Given problem =>
Gather up all lines that carry the word "grid".

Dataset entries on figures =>
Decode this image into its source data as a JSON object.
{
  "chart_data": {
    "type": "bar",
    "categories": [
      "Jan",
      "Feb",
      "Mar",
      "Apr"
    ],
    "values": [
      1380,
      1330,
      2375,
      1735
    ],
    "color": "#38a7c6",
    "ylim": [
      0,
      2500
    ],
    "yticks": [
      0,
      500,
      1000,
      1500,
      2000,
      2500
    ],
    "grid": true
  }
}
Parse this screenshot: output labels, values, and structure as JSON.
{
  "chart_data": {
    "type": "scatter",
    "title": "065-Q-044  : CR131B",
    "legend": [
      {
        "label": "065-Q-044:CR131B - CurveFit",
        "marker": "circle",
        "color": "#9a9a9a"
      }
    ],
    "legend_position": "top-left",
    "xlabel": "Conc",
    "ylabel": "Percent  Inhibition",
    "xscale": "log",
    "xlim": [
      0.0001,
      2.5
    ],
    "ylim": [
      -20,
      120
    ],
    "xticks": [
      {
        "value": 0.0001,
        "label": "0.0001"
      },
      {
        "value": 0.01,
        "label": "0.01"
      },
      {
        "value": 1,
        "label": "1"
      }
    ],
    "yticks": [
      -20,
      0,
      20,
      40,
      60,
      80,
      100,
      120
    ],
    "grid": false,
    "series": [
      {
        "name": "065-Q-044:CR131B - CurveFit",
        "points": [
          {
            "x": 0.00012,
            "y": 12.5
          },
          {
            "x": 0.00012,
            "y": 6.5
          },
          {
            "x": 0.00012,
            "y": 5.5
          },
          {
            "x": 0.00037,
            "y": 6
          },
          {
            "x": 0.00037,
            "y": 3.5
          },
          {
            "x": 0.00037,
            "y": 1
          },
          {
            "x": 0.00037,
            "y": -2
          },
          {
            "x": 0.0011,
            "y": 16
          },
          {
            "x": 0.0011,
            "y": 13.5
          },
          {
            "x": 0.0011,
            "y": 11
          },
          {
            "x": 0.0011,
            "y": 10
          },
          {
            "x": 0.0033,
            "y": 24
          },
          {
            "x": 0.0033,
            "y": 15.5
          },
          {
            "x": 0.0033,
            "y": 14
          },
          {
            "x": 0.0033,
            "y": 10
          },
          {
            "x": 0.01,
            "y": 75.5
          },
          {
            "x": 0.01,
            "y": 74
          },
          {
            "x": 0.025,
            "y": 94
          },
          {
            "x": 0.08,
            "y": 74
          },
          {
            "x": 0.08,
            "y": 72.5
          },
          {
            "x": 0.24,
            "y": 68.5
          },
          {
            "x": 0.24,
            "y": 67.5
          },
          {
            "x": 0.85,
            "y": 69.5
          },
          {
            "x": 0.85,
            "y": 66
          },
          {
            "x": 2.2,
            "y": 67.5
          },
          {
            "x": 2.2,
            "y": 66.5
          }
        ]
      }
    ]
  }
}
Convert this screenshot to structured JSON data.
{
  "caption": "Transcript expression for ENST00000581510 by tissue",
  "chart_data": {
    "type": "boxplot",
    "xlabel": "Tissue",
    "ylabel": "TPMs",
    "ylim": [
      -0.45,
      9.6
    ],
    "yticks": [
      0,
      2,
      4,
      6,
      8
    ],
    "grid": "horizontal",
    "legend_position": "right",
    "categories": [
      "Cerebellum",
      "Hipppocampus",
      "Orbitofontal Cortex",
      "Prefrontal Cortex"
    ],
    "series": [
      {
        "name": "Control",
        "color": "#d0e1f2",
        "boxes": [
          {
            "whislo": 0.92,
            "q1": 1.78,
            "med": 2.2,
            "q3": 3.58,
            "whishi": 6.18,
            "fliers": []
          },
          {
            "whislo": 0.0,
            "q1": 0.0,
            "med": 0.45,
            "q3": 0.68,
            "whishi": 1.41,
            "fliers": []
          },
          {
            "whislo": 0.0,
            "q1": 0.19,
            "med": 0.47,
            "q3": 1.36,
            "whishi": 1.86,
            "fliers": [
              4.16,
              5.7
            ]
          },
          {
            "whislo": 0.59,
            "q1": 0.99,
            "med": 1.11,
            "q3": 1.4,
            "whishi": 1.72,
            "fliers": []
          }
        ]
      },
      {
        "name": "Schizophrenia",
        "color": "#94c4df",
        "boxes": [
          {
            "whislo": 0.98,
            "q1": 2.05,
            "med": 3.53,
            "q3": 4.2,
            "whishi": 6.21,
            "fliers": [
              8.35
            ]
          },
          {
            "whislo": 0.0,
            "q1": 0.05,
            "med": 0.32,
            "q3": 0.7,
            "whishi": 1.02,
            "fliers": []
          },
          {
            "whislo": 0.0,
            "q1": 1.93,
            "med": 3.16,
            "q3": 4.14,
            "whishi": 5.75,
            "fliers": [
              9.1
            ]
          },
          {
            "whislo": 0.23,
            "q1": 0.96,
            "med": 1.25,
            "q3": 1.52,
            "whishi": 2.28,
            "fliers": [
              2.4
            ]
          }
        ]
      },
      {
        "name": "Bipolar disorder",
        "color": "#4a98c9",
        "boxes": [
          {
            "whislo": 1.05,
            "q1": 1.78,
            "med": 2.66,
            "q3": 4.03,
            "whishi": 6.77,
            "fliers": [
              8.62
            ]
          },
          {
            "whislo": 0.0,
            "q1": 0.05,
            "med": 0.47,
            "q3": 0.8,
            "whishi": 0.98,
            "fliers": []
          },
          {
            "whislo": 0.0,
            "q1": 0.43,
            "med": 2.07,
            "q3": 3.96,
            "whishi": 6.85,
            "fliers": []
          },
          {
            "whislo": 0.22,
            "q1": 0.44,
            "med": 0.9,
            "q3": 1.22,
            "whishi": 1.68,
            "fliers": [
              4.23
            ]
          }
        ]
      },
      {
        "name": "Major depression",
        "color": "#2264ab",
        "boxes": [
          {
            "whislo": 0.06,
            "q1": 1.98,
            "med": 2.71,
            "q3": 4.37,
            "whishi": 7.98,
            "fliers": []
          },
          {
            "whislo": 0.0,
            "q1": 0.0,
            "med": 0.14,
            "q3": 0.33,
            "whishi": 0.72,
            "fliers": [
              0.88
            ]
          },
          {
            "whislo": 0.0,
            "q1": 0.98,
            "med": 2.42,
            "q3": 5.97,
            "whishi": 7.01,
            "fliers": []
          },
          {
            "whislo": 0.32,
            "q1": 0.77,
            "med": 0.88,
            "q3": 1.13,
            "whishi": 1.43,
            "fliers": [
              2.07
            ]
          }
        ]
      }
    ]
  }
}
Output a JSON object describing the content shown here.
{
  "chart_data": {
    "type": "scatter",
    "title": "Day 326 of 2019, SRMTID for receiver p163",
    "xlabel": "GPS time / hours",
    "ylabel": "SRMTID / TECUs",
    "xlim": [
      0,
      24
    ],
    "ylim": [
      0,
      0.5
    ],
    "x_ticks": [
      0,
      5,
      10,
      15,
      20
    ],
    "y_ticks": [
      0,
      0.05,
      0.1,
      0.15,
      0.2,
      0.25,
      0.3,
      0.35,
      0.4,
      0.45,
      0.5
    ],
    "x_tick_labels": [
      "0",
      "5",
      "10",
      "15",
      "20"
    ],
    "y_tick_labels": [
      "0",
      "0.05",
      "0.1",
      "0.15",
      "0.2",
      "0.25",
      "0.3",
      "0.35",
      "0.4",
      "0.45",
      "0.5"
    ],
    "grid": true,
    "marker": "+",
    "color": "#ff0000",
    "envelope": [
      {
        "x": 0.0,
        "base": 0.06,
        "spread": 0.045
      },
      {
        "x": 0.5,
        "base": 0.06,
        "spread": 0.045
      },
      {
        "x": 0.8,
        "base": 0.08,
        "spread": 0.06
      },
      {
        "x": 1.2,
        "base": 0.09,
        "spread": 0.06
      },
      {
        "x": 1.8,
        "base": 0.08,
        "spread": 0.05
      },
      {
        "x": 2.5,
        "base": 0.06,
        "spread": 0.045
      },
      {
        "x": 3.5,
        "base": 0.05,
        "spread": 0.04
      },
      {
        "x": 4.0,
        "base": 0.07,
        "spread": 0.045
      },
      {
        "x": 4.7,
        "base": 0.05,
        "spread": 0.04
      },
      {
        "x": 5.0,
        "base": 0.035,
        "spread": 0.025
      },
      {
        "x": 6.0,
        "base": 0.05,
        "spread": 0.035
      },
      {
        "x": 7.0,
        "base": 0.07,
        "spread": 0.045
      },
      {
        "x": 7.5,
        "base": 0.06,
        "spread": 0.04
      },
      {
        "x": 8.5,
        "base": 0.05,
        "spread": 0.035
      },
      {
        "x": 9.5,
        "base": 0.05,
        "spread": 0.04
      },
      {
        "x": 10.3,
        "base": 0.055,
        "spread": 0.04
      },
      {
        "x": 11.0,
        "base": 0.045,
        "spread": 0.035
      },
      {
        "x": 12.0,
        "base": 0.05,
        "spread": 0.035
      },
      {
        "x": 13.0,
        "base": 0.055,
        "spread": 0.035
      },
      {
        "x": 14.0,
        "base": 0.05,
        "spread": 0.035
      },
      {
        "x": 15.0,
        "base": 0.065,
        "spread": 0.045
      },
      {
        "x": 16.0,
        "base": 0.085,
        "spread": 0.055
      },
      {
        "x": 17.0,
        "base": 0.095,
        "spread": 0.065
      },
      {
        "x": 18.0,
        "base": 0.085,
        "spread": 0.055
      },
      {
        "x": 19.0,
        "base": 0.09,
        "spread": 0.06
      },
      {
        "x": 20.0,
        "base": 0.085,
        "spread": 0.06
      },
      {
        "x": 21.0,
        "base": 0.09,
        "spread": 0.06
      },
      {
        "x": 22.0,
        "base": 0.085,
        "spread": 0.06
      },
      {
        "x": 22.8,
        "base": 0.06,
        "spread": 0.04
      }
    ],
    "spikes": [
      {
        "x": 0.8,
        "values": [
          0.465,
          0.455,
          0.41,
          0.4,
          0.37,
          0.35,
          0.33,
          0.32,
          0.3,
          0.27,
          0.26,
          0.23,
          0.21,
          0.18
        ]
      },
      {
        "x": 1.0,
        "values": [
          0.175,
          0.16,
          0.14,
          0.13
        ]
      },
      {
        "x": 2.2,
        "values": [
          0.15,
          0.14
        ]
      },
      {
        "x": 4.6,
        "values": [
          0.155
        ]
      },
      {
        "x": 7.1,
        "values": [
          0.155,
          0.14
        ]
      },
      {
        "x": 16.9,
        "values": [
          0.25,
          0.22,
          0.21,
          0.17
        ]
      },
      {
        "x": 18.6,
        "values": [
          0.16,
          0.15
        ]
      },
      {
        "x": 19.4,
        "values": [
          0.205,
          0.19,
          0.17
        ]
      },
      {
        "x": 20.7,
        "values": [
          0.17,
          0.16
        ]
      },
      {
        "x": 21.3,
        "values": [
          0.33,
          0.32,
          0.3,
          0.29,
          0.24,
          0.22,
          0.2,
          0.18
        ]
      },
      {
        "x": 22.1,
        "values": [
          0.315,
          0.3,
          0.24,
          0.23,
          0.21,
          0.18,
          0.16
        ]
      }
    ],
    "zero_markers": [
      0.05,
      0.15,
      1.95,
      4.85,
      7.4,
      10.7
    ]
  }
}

Response to this task =>
    "grid": true
    "grid": false,
    "grid": "horizontal",
    "grid": true,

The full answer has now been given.